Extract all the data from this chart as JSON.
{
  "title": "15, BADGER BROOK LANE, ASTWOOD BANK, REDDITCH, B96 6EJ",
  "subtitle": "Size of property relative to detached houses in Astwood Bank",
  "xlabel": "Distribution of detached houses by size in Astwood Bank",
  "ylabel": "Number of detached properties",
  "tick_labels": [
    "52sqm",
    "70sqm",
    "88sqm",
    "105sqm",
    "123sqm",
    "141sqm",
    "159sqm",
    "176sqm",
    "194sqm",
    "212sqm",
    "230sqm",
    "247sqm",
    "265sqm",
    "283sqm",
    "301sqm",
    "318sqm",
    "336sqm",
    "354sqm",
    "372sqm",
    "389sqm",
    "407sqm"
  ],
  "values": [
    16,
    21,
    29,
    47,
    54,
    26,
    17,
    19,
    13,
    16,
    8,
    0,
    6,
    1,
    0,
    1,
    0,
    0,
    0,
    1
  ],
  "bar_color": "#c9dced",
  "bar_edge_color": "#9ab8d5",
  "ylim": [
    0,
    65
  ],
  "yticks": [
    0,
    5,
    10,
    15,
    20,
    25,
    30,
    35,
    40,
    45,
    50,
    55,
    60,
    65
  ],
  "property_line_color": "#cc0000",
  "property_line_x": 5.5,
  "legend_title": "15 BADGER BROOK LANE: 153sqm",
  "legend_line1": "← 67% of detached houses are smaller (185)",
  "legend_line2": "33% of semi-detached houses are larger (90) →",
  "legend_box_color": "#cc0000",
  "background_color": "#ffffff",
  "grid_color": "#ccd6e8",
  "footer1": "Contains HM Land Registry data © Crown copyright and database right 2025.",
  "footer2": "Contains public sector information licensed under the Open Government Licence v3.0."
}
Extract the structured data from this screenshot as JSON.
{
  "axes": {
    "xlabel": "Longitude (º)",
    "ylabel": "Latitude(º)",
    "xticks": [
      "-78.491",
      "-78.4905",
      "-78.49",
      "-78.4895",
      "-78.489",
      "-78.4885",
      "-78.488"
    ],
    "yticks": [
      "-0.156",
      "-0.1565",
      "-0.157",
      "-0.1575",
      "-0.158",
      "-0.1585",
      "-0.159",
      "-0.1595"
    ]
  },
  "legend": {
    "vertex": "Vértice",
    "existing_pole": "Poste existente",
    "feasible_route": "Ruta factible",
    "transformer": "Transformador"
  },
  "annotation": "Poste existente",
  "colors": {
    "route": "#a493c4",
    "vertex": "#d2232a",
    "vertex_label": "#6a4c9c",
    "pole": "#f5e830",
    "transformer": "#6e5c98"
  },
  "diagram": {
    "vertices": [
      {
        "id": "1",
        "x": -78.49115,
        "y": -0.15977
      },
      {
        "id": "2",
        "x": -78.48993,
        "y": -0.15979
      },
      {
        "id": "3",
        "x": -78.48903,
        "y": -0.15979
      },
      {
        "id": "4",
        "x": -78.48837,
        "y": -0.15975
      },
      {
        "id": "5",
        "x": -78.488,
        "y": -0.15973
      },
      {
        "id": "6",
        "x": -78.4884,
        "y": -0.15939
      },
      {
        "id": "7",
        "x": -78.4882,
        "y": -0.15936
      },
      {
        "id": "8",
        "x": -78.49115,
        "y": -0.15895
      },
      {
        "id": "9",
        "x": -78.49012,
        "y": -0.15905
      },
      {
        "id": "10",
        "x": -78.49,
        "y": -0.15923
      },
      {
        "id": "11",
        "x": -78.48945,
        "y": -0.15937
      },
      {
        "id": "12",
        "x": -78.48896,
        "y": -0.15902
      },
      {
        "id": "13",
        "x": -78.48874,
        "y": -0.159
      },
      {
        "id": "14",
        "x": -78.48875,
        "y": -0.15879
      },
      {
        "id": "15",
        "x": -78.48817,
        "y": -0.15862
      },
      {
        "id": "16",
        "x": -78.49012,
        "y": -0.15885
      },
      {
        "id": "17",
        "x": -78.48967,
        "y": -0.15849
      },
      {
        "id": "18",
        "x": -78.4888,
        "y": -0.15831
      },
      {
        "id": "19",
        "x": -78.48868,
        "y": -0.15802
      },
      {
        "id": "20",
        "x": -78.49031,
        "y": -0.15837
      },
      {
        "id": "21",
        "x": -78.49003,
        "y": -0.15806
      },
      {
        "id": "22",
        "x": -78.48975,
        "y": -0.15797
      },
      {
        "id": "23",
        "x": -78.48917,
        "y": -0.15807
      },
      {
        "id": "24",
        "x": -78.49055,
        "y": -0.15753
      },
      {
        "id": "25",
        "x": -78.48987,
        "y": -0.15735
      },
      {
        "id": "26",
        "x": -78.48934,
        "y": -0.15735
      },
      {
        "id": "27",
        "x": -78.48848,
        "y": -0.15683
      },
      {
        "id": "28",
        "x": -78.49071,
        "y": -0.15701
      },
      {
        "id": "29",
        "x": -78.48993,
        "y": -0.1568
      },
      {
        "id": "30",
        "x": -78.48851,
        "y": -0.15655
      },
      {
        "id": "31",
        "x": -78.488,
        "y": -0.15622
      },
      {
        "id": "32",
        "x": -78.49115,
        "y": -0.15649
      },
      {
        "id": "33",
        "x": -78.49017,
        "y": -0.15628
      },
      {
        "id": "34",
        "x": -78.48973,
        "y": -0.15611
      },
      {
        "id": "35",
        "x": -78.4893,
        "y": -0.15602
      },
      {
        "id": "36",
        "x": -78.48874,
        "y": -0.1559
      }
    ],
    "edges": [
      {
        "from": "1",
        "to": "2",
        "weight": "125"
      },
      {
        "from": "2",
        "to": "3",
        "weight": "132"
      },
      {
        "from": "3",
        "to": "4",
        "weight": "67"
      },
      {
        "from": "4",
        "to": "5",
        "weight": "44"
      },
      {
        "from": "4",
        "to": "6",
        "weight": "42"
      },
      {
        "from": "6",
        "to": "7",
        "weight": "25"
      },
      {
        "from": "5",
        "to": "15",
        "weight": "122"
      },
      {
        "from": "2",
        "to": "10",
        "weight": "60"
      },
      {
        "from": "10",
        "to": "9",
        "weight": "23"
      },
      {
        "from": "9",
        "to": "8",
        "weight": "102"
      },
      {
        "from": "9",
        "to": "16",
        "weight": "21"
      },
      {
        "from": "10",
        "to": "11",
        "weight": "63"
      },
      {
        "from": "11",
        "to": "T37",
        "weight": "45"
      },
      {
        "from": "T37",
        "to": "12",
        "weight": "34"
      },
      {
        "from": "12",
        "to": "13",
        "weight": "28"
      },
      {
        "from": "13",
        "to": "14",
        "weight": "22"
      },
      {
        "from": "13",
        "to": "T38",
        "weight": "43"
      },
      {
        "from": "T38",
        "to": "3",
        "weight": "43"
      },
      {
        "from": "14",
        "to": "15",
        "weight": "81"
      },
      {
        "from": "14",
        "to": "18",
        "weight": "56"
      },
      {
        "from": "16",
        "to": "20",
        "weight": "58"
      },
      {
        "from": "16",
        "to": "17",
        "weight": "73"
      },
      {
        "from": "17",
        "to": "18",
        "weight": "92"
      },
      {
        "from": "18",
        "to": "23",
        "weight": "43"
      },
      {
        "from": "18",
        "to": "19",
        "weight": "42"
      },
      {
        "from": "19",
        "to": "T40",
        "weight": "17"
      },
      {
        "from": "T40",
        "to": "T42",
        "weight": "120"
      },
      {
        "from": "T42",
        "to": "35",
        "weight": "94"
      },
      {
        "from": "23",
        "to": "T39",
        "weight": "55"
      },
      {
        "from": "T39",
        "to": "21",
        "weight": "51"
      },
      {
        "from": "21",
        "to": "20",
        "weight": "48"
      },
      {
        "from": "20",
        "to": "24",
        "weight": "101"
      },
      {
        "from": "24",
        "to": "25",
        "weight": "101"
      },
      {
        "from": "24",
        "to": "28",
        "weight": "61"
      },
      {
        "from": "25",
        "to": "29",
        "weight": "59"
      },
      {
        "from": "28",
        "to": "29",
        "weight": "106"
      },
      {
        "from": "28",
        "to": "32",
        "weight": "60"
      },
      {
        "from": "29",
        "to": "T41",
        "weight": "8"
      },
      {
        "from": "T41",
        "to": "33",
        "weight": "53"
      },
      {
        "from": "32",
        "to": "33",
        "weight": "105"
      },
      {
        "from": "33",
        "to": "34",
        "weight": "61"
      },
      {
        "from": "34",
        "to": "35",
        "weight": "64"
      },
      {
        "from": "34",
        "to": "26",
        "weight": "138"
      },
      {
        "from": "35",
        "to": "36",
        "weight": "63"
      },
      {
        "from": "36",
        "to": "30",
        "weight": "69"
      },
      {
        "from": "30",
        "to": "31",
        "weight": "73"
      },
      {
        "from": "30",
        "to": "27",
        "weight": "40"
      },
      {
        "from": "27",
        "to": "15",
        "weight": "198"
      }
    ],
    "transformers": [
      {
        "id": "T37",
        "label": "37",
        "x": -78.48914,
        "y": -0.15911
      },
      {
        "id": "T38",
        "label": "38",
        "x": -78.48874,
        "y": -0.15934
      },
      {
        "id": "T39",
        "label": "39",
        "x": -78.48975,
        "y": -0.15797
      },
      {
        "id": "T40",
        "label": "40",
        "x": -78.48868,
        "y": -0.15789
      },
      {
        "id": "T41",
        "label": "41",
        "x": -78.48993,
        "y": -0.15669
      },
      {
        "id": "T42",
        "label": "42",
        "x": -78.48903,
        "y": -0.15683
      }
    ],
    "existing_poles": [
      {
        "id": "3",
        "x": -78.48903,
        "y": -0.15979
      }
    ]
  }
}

━━━

- **EXERCISE DIRECTIONS**
The word "this" may appear on some lines. Report how many lines hold it, giving the number alone.

- **RESULT**
2